_Instructions to follow_: The listing below should be printed exactly, every line of it. Skip the pictures.

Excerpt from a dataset
++++++
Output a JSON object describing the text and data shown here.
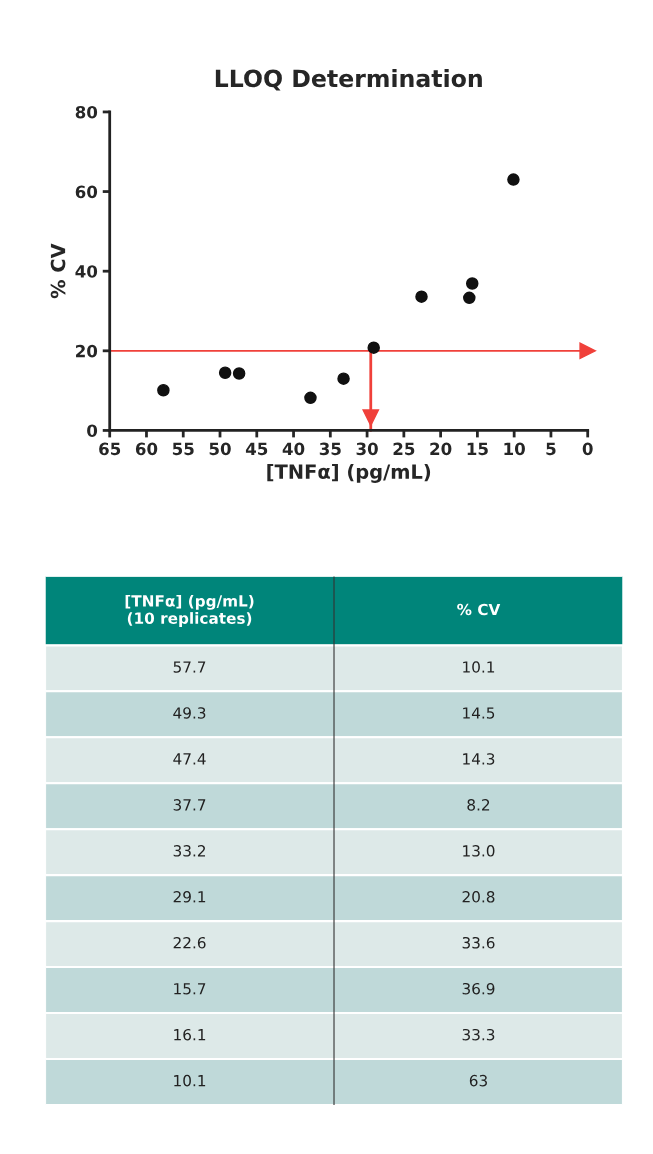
{
  "chart_data": [
    {
      "type": "scatter",
      "title": "LLOQ Determination",
      "xlabel": "[TNFα] (pg/mL)",
      "ylabel": "% CV",
      "x": [
        57.7,
        49.3,
        47.4,
        37.7,
        33.2,
        29.1,
        22.6,
        15.7,
        16.1,
        10.1
      ],
      "values": [
        10.1,
        14.5,
        14.3,
        8.2,
        13.0,
        20.8,
        33.6,
        36.9,
        33.3,
        63
      ],
      "color": "#111111",
      "marker": "circle",
      "grid": false,
      "xlim": [
        65,
        0
      ],
      "xticks": [
        65,
        60,
        55,
        50,
        45,
        40,
        35,
        30,
        25,
        20,
        15,
        10,
        5,
        0
      ],
      "ylim": [
        0,
        80
      ],
      "yticks": [
        0,
        20,
        40,
        60,
        80
      ],
      "ref_lines": [
        {
          "axis": "y",
          "value": 20,
          "color": "#f0403a"
        },
        {
          "axis": "x",
          "value": 29.5,
          "color": "#f0403a"
        }
      ]
    },
    {
      "type": "other",
      "categories": [
        "[TNFα] (pg/mL)\n(10 replicates)",
        "% CV"
      ],
      "cell_labels": [
        [
          "57.7",
          "10.1"
        ],
        [
          "49.3",
          "14.5"
        ],
        [
          "47.4",
          "14.3"
        ],
        [
          "37.7",
          "8.2"
        ],
        [
          "33.2",
          "13.0"
        ],
        [
          "29.1",
          "20.8"
        ],
        [
          "22.6",
          "33.6"
        ],
        [
          "15.7",
          "36.9"
        ],
        [
          "16.1",
          "33.3"
        ],
        [
          "10.1",
          "63"
        ]
      ]
    }
  ]
}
++++++
_Task response_:
Output a JSON object describing the text and data shown here.
{
  "chart_data": [
    {
      "type": "scatter",
      "title": "LLOQ Determination",
      "xlabel": "[TNFα] (pg/mL)",
      "ylabel": "% CV",
      "x": [
        57.7,
        49.3,
        47.4,
        37.7,
        33.2,
        29.1,
        22.6,
        15.7,
        16.1,
        10.1
      ],
      "values": [
        10.1,
        14.5,
        14.3,
        8.2,
        13.0,
        20.8,
        33.6,
        36.9,
        33.3,
        63
      ],
      "color": "#111111",
      "marker": "circle",
      "grid": false,
      "xlim": [
        65,
        0
      ],
      "xticks": [
        65,
        60,
        55,
        50,
        45,
        40,
        35,
        30,
        25,
        20,
        15,
        10,
        5,
        0
      ],
      "ylim": [
        0,
        80
      ],
      "yticks": [
        0,
        20,
        40,
        60,
        80
      ],
      "ref_lines": [
        {
          "axis": "y",
          "value": 20,
          "color": "#f0403a"
        },
        {
          "axis": "x",
          "value": 29.5,
          "color": "#f0403a"
        }
      ]
    },
    {
      "type": "other",
      "categories": [
        "[TNFα] (pg/mL)\n(10 replicates)",
        "% CV"
      ],
      "cell_labels": [
        [
          "57.7",
          "10.1"
        ],
        [
          "49.3",
          "14.5"
        ],
        [
          "47.4",
          "14.3"
        ],
        [
          "37.7",
          "8.2"
        ],
        [
          "33.2",
          "13.0"
        ],
        [
          "29.1",
          "20.8"
        ],
        [
          "22.6",
          "33.6"
        ],
        [
          "15.7",
          "36.9"
        ],
        [
          "16.1",
          "33.3"
        ],
        [
          "10.1",
          "63"
        ]
      ]
    }
  ]
}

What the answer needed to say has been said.